(Extracted records)
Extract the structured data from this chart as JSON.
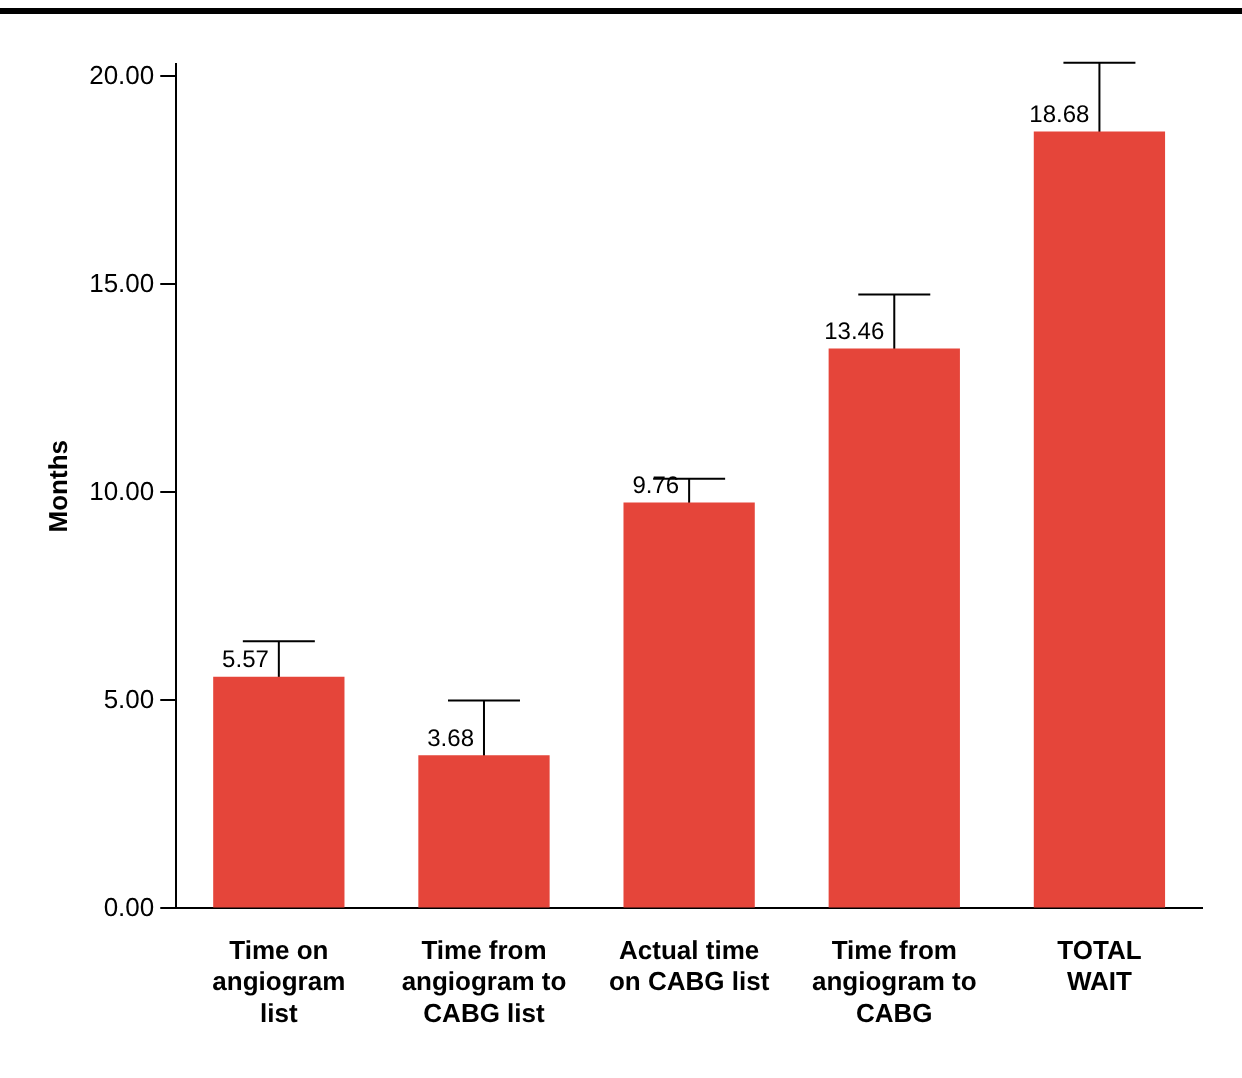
{
  "chart_data": {
    "type": "bar",
    "ylabel": "Months",
    "categories": [
      "Time on\nangiogram\nlist",
      "Time from\nangiogram to\nCABG list",
      "Actual time\non CABG list",
      "Time from\nangiogram to\nCABG",
      "TOTAL\nWAIT"
    ],
    "values": [
      5.57,
      3.68,
      9.76,
      13.46,
      18.68
    ],
    "errors": [
      0.85,
      1.32,
      0.57,
      1.3,
      1.65
    ],
    "color": "#e5453a",
    "ylim": [
      0,
      20.3
    ],
    "yticks": [
      {
        "value": 0,
        "label": "0.00"
      },
      {
        "value": 5,
        "label": "5.00"
      },
      {
        "value": 10,
        "label": "10.00"
      },
      {
        "value": 15,
        "label": "15.00"
      },
      {
        "value": 20,
        "label": "20.00"
      }
    ],
    "data_labels": true,
    "grid": false,
    "legend": false
  }
}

**Written exercise:**
Reproduce the listing word for word and omit its pictures.

**Task output:**
Extract the structured data from this chart as JSON.
{
  "chart_data": {
    "type": "bar",
    "ylabel": "Months",
    "categories": [
      "Time on\nangiogram\nlist",
      "Time from\nangiogram to\nCABG list",
      "Actual time\non CABG list",
      "Time from\nangiogram to\nCABG",
      "TOTAL\nWAIT"
    ],
    "values": [
      5.57,
      3.68,
      9.76,
      13.46,
      18.68
    ],
    "errors": [
      0.85,
      1.32,
      0.57,
      1.3,
      1.65
    ],
    "color": "#e5453a",
    "ylim": [
      0,
      20.3
    ],
    "yticks": [
      {
        "value": 0,
        "label": "0.00"
      },
      {
        "value": 5,
        "label": "5.00"
      },
      {
        "value": 10,
        "label": "10.00"
      },
      {
        "value": 15,
        "label": "15.00"
      },
      {
        "value": 20,
        "label": "20.00"
      }
    ],
    "data_labels": true,
    "grid": false,
    "legend": false
  }
}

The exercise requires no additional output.